Records from a data source:
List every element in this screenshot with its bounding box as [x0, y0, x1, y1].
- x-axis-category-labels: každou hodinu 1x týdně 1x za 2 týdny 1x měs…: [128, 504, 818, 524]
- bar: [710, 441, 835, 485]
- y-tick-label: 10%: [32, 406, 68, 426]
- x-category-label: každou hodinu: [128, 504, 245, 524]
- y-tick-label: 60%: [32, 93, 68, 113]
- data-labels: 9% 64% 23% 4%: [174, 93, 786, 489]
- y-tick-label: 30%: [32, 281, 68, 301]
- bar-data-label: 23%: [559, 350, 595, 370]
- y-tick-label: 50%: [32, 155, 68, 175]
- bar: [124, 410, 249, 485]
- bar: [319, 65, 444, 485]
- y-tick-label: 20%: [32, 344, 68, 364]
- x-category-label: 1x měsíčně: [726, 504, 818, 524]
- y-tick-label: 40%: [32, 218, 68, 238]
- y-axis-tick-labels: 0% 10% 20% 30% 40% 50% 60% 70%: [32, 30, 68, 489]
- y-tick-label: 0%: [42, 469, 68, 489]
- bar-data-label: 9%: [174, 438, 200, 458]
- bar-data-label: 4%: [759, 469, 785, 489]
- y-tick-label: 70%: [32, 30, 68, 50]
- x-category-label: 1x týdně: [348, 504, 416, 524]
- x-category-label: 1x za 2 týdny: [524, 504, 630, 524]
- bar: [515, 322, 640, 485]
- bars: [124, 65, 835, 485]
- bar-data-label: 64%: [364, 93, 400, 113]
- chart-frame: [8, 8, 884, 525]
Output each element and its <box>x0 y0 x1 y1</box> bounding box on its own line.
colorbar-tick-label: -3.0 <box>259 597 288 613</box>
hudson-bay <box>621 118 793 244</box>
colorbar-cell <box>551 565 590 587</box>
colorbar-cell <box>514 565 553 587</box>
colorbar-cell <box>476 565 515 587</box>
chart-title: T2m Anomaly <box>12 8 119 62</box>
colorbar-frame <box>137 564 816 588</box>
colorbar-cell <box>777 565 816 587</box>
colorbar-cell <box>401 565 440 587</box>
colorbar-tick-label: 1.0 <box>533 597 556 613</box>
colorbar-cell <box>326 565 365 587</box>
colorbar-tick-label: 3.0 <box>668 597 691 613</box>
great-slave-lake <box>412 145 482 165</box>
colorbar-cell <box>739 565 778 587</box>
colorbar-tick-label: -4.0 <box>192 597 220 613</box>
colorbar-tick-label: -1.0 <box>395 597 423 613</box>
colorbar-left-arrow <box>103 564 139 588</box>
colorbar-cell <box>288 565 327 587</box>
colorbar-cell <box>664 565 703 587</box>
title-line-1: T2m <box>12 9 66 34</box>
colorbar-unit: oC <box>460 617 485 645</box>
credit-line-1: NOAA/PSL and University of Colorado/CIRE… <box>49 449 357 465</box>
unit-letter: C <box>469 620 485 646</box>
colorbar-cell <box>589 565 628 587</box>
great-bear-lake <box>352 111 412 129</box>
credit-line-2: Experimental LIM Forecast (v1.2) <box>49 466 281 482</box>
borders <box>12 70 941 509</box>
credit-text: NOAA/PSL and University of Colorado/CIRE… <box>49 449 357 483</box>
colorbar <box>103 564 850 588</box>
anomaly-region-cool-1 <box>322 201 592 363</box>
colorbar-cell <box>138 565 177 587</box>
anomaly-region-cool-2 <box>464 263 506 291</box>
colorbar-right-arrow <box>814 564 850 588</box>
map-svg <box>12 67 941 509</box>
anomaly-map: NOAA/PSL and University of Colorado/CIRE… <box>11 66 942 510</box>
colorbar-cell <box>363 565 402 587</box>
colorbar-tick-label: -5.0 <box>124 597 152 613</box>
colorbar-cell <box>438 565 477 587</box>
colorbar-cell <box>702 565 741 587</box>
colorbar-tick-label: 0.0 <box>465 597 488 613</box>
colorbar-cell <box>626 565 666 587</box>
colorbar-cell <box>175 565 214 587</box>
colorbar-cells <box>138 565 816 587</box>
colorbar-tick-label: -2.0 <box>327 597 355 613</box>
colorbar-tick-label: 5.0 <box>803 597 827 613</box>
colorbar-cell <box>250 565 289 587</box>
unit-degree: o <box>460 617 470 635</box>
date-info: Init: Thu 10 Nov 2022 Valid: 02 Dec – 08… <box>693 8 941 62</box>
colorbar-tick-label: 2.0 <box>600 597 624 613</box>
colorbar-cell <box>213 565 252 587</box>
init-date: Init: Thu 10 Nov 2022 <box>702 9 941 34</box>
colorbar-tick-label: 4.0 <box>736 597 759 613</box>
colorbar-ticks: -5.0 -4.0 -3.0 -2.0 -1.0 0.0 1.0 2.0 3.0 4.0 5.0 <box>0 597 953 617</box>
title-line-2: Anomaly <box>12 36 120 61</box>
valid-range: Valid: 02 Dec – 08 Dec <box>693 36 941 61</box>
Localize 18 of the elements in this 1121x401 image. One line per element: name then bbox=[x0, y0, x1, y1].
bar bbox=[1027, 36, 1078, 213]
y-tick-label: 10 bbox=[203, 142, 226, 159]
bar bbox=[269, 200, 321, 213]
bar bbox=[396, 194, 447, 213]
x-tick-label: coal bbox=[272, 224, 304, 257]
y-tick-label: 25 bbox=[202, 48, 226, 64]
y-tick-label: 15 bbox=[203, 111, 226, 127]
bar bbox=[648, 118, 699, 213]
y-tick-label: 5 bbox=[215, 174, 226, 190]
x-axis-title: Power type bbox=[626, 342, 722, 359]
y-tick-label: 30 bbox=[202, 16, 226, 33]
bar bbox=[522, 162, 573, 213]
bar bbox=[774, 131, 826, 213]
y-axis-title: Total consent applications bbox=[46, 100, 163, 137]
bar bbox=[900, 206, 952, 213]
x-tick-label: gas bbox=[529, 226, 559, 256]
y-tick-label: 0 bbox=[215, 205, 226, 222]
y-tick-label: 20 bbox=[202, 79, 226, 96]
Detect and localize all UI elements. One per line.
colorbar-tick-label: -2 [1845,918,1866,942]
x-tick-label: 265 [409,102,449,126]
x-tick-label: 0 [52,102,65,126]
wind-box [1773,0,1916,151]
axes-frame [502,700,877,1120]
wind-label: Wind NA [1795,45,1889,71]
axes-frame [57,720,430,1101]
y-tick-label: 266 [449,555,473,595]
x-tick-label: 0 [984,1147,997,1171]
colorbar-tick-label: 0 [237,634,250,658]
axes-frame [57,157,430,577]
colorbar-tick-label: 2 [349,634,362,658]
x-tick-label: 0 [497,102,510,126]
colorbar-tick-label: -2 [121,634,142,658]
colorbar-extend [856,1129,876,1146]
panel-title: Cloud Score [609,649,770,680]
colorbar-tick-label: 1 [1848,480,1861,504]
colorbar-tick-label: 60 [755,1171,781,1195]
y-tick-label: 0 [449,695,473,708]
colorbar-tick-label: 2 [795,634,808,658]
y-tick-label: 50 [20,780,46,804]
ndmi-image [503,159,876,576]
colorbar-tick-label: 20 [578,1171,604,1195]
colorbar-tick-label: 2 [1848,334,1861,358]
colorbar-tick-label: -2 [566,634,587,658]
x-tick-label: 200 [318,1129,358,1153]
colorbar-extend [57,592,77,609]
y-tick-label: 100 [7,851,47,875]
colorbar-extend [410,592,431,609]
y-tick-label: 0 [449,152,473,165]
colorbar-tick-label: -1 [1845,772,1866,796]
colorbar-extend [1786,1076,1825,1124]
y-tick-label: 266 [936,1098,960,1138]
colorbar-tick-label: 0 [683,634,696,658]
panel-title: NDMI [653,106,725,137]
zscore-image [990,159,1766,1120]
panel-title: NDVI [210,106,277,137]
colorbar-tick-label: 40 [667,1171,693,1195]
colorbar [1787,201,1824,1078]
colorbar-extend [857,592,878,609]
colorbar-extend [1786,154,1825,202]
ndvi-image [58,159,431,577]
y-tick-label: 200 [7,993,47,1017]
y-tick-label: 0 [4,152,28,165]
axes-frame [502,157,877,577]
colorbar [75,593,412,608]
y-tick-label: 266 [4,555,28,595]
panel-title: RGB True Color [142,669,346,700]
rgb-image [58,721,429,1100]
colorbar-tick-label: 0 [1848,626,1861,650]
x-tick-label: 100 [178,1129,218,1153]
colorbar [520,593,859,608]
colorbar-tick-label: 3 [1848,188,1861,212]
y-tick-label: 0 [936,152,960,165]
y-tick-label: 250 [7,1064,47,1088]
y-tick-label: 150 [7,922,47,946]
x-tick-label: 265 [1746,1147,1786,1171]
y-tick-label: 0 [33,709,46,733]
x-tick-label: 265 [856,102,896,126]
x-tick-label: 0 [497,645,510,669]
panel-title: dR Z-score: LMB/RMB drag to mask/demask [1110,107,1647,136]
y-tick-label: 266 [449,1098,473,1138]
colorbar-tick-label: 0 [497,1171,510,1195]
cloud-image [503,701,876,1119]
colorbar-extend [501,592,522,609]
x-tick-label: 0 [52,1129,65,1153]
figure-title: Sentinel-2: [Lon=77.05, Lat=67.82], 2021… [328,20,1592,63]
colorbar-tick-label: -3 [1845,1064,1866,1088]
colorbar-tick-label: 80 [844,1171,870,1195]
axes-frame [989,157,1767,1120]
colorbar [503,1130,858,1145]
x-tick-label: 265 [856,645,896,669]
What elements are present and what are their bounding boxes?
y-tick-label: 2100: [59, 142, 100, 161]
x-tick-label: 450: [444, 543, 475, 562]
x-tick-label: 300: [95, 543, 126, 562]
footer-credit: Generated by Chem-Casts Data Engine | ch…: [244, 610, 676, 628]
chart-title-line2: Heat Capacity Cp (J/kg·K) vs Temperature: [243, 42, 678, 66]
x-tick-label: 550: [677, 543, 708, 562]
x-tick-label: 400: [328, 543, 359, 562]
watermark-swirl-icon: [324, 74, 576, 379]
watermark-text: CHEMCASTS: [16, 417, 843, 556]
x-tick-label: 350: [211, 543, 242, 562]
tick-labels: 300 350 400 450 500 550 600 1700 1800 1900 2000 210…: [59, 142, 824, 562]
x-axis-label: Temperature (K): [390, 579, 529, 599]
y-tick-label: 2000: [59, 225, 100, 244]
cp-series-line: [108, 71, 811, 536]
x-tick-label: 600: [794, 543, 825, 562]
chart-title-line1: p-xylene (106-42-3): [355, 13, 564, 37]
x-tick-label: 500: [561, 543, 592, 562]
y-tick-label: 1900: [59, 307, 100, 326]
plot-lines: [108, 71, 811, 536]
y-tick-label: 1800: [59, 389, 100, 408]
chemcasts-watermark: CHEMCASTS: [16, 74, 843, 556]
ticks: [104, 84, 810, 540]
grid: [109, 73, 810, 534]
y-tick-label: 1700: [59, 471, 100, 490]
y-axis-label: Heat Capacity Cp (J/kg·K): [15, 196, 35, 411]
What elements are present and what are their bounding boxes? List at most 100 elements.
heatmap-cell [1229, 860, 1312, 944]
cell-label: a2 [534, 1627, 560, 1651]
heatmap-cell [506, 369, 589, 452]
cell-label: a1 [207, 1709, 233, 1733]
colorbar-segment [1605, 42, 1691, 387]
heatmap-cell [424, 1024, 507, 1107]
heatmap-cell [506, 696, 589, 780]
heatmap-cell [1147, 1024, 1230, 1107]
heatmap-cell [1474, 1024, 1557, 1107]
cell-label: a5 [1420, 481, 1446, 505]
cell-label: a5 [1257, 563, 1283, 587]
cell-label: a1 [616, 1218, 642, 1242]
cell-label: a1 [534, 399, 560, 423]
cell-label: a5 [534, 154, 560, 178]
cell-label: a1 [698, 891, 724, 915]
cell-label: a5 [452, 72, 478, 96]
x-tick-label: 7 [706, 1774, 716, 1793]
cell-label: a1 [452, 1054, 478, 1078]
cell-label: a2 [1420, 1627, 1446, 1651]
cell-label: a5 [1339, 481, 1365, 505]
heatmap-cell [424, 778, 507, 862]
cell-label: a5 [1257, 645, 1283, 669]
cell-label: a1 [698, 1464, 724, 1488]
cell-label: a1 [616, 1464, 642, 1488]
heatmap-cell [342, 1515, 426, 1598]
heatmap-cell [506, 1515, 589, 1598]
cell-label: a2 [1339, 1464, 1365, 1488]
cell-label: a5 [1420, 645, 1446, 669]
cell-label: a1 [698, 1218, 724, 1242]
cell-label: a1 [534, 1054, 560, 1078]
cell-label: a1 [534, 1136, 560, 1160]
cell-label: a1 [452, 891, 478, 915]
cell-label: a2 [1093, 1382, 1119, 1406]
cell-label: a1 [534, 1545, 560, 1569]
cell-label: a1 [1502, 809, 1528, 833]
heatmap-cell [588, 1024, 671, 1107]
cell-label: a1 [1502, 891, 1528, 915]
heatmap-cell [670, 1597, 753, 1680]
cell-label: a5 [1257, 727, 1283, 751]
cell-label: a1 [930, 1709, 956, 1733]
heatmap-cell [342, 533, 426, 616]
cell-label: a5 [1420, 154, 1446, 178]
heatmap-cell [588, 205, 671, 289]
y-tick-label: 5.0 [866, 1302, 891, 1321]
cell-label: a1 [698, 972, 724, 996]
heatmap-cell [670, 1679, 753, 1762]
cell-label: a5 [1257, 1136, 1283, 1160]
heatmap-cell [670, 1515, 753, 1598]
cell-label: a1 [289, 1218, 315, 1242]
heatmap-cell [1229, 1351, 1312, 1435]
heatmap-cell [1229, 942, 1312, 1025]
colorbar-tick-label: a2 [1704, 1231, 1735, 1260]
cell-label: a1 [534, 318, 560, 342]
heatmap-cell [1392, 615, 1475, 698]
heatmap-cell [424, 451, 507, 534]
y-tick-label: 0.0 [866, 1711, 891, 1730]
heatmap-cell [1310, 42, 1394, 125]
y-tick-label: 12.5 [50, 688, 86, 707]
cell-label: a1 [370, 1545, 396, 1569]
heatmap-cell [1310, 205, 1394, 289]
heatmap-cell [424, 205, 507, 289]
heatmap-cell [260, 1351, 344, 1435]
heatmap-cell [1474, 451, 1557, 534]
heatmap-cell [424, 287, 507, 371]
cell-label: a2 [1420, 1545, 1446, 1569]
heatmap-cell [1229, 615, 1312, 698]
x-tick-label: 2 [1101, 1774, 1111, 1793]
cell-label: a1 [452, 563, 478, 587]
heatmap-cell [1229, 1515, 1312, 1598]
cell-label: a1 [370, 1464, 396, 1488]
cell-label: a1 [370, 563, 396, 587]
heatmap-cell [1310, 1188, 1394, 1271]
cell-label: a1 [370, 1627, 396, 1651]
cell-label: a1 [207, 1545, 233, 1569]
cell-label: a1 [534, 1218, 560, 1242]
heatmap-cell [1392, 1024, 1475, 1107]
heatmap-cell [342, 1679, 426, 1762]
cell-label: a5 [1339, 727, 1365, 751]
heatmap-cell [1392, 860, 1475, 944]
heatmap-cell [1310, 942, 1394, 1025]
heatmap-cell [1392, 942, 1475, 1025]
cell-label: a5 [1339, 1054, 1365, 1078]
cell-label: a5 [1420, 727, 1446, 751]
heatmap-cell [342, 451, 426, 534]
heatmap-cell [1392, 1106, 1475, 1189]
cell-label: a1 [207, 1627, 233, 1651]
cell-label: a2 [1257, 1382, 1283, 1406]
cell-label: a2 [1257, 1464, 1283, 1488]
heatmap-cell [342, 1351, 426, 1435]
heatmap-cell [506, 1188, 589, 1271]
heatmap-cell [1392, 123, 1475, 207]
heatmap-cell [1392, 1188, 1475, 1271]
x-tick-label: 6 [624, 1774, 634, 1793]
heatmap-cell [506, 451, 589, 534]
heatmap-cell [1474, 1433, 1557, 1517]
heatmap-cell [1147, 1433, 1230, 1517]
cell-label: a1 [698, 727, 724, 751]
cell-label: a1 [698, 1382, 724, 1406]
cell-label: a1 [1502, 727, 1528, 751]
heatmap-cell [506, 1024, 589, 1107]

- **PROBLEM DETAILS**: Can you reproduce the material above verbatim, starting at its first line and ending at the line that contains "- chart-frame: [8, 8, 884, 525]", with both of those lines included?

- **RESPONSE BELOW**:
List every element in this screenshot with its bounding box as [x0, y0, x1, y1].
- x-axis-category-labels: každou hodinu 1x týdně 1x za 2 týdny 1x měs…: [128, 504, 818, 524]
- bar: [710, 441, 835, 485]
- y-tick-label: 10%: [32, 406, 68, 426]
- x-category-label: každou hodinu: [128, 504, 245, 524]
- y-tick-label: 60%: [32, 93, 68, 113]
- data-labels: 9% 64% 23% 4%: [174, 93, 786, 489]
- y-tick-label: 30%: [32, 281, 68, 301]
- bar-data-label: 23%: [559, 350, 595, 370]
- y-tick-label: 50%: [32, 155, 68, 175]
- bar: [124, 410, 249, 485]
- bar: [319, 65, 444, 485]
- y-tick-label: 20%: [32, 344, 68, 364]
- x-category-label: 1x měsíčně: [726, 504, 818, 524]
- y-tick-label: 40%: [32, 218, 68, 238]
- y-axis-tick-labels: 0% 10% 20% 30% 40% 50% 60% 70%: [32, 30, 68, 489]
- y-tick-label: 0%: [42, 469, 68, 489]
- bar-data-label: 9%: [174, 438, 200, 458]
- bar-data-label: 4%: [759, 469, 785, 489]
- y-tick-label: 70%: [32, 30, 68, 50]
- x-category-label: 1x týdně: [348, 504, 416, 524]
- x-category-label: 1x za 2 týdny: [524, 504, 630, 524]
- bar: [515, 322, 640, 485]
- bars: [124, 65, 835, 485]
- bar-data-label: 64%: [364, 93, 400, 113]
- chart-frame: [8, 8, 884, 525]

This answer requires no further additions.